## DATA ENTRIES
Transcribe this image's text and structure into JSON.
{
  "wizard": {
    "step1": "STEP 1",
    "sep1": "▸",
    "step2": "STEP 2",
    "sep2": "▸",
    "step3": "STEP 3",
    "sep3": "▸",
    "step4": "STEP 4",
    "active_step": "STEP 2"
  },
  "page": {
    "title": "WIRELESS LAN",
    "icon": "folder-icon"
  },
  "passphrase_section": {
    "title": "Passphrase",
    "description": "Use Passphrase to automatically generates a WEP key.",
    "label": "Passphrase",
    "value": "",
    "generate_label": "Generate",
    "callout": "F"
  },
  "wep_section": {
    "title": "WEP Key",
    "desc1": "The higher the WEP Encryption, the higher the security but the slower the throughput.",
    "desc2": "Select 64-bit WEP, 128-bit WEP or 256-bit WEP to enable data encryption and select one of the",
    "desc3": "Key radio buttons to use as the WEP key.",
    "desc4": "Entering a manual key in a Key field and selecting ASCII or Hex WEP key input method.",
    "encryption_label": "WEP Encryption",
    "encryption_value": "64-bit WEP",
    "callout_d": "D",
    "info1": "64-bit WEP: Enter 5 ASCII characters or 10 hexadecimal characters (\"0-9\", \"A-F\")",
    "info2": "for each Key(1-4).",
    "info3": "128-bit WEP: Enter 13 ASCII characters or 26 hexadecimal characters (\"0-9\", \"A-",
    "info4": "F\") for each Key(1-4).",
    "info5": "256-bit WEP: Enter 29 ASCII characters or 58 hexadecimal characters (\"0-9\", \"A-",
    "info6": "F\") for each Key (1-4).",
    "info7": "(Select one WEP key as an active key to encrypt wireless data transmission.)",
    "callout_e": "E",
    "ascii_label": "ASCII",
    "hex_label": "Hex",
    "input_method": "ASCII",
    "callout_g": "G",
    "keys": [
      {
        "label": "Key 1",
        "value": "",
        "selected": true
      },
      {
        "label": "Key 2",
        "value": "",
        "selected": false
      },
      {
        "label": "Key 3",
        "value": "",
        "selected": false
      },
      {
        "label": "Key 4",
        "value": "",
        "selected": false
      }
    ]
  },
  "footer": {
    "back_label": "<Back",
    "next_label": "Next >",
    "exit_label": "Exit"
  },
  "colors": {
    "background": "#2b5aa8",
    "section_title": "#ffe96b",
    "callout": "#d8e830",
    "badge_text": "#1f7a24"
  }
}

## TASK PROMPT
In the material above, find each line that contains the word "hexadecimal", and select it.

## THE ANSWER
    "info1": "64-bit WEP: Enter 5 ASCII characters or 10 hexadecimal characters (\"0-9\", \"A-F\")",
    "info3": "128-bit WEP: Enter 13 ASCII characters or 26 hexadecimal characters (\"0-9\", \"A-",
    "info5": "256-bit WEP: Enter 29 ASCII characters or 58 hexadecimal characters (\"0-9\", \"A-",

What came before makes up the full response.